> [What is required]
Please change every "candle-body" in each listing to "candle-rect" and leave all other text as it is. Omit the pictures from your answer.

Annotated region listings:
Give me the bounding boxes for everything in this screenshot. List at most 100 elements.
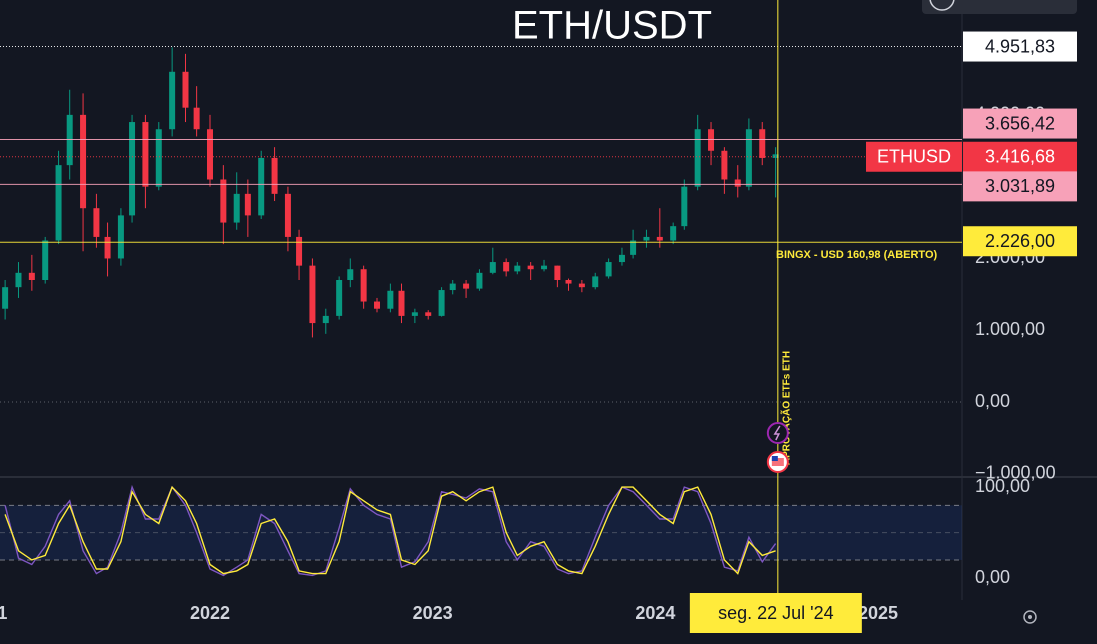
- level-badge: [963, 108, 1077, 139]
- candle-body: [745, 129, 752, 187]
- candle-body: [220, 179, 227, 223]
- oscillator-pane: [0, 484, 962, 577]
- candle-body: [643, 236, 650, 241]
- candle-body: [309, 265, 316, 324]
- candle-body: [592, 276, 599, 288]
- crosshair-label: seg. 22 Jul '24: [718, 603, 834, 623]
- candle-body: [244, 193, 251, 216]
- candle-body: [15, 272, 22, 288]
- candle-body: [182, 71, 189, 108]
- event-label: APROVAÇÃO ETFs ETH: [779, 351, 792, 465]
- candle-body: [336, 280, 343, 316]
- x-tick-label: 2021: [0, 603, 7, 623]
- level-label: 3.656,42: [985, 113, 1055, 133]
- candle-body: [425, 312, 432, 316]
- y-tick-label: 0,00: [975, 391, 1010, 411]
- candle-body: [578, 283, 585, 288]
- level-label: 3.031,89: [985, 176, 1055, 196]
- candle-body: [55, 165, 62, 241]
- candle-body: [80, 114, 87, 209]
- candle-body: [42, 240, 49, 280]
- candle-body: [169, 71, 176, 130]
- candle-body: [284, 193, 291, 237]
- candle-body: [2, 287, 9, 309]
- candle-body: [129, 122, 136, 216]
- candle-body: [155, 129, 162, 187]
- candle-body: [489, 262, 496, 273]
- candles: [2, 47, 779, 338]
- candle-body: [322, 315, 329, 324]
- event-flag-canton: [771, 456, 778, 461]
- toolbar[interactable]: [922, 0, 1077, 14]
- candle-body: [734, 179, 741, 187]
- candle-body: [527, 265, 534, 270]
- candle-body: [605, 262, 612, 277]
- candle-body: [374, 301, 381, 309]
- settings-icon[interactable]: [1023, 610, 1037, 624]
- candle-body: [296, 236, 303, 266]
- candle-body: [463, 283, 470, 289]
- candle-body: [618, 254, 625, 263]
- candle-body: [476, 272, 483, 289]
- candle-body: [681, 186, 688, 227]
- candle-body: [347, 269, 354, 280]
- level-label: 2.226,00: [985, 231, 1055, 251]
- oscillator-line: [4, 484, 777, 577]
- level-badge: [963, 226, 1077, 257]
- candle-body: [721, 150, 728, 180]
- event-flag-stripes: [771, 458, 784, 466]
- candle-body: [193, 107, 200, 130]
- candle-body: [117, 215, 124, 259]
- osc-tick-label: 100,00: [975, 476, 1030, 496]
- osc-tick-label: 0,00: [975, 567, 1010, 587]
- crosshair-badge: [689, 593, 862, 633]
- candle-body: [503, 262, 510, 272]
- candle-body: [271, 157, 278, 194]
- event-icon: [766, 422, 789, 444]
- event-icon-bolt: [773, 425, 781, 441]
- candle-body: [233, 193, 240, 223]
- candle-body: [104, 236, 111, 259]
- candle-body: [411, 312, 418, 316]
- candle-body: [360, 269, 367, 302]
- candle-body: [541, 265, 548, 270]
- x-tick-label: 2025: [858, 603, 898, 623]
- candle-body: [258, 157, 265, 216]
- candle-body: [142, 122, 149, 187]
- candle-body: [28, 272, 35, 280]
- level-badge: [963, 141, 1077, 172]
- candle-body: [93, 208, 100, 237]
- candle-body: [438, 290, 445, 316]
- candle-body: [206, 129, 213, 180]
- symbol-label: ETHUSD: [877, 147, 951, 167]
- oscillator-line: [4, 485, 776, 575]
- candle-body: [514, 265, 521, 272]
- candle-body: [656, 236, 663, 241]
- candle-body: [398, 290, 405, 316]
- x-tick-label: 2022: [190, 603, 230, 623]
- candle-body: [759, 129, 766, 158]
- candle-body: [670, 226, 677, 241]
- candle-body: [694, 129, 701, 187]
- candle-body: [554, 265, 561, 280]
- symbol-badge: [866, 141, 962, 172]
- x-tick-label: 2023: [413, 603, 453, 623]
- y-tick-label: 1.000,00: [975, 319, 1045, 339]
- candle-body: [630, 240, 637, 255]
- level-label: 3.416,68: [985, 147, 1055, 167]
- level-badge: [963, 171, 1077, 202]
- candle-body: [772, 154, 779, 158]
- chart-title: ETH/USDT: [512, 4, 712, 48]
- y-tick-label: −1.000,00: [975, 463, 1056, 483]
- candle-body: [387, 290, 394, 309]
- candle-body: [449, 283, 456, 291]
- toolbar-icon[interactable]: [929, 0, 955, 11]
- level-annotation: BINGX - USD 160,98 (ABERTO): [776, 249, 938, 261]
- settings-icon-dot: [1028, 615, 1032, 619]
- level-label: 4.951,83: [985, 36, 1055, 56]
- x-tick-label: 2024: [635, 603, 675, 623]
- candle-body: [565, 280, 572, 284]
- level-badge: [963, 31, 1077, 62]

> [Result]
Give me the bounding boxes for everything in this screenshot. List at most 100 elements.
- level-badge: [963, 108, 1077, 139]
- candle-rect: [745, 129, 752, 187]
- candle-rect: [220, 179, 227, 223]
- oscillator-pane: [0, 484, 962, 577]
- candle-rect: [643, 236, 650, 241]
- candle-rect: [309, 265, 316, 324]
- candle-rect: [592, 276, 599, 288]
- crosshair-label: seg. 22 Jul '24: [718, 603, 834, 623]
- candle-rect: [244, 193, 251, 216]
- candle-rect: [15, 272, 22, 288]
- candle-rect: [182, 71, 189, 108]
- event-label: APROVAÇÃO ETFs ETH: [779, 351, 792, 465]
- candle-rect: [336, 280, 343, 316]
- x-tick-label: 2021: [0, 603, 7, 623]
- level-label: 3.656,42: [985, 113, 1055, 133]
- candle-rect: [425, 312, 432, 316]
- y-tick-label: 0,00: [975, 391, 1010, 411]
- candle-rect: [578, 283, 585, 288]
- level-label: 3.031,89: [985, 176, 1055, 196]
- candle-rect: [55, 165, 62, 241]
- candle-rect: [80, 114, 87, 209]
- candle-rect: [42, 240, 49, 280]
- candle-rect: [169, 71, 176, 130]
- candle-rect: [284, 193, 291, 237]
- candle-rect: [2, 287, 9, 309]
- candle-rect: [129, 122, 136, 216]
- candle-rect: [155, 129, 162, 187]
- candle-rect: [489, 262, 496, 273]
- candles: [2, 47, 779, 338]
- candle-rect: [322, 315, 329, 324]
- event-flag-canton: [771, 456, 778, 461]
- toolbar[interactable]: [922, 0, 1077, 14]
- candle-rect: [734, 179, 741, 187]
- candle-rect: [527, 265, 534, 270]
- candle-rect: [605, 262, 612, 277]
- candle-rect: [374, 301, 381, 309]
- settings-icon[interactable]: [1023, 610, 1037, 624]
- candle-rect: [296, 236, 303, 266]
- candle-rect: [463, 283, 470, 289]
- candle-rect: [618, 254, 625, 263]
- candle-rect: [476, 272, 483, 289]
- candle-rect: [681, 186, 688, 227]
- candle-rect: [347, 269, 354, 280]
- level-label: 2.226,00: [985, 231, 1055, 251]
- oscillator-line: [4, 484, 777, 577]
- level-badge: [963, 226, 1077, 257]
- candle-rect: [721, 150, 728, 180]
- event-flag-stripes: [771, 458, 784, 466]
- candle-rect: [193, 107, 200, 130]
- candle-rect: [117, 215, 124, 259]
- osc-tick-label: 100,00: [975, 476, 1030, 496]
- osc-tick-label: 0,00: [975, 567, 1010, 587]
- crosshair-badge: [689, 593, 862, 633]
- candle-rect: [503, 262, 510, 272]
- candle-rect: [271, 157, 278, 194]
- event-icon: [766, 422, 789, 444]
- event-icon-bolt: [773, 425, 781, 441]
- candle-rect: [233, 193, 240, 223]
- candle-rect: [104, 236, 111, 259]
- candle-rect: [411, 312, 418, 316]
- candle-rect: [360, 269, 367, 302]
- candle-rect: [541, 265, 548, 270]
- x-tick-label: 2025: [858, 603, 898, 623]
- candle-rect: [258, 157, 265, 216]
- candle-rect: [142, 122, 149, 187]
- candle-rect: [28, 272, 35, 280]
- level-badge: [963, 141, 1077, 172]
- candle-rect: [93, 208, 100, 237]
- candle-rect: [438, 290, 445, 316]
- candle-rect: [206, 129, 213, 180]
- symbol-label: ETHUSD: [877, 147, 951, 167]
- oscillator-line: [4, 485, 776, 575]
- candle-rect: [514, 265, 521, 272]
- candle-rect: [656, 236, 663, 241]
- candle-rect: [398, 290, 405, 316]
- x-tick-label: 2022: [190, 603, 230, 623]
- candle-rect: [759, 129, 766, 158]
- candle-rect: [670, 226, 677, 241]
- candle-rect: [694, 129, 701, 187]
- candle-rect: [554, 265, 561, 280]
- symbol-badge: [866, 141, 962, 172]
- x-tick-label: 2023: [413, 603, 453, 623]
- y-tick-label: 1.000,00: [975, 319, 1045, 339]
- candle-rect: [630, 240, 637, 255]
- level-label: 3.416,68: [985, 147, 1055, 167]
- level-badge: [963, 171, 1077, 202]
- candle-rect: [772, 154, 779, 158]
- chart-title: ETH/USDT: [512, 4, 712, 48]
- y-tick-label: −1.000,00: [975, 463, 1056, 483]
- candle-rect: [387, 290, 394, 309]
- candle-rect: [449, 283, 456, 291]
- toolbar-icon[interactable]: [929, 0, 955, 11]
- level-annotation: BINGX - USD 160,98 (ABERTO): [776, 249, 938, 261]
- settings-icon-dot: [1028, 615, 1032, 619]
- level-label: 4.951,83: [985, 36, 1055, 56]
- x-tick-label: 2024: [635, 603, 675, 623]
- candle-rect: [565, 280, 572, 284]
- level-badge: [963, 31, 1077, 62]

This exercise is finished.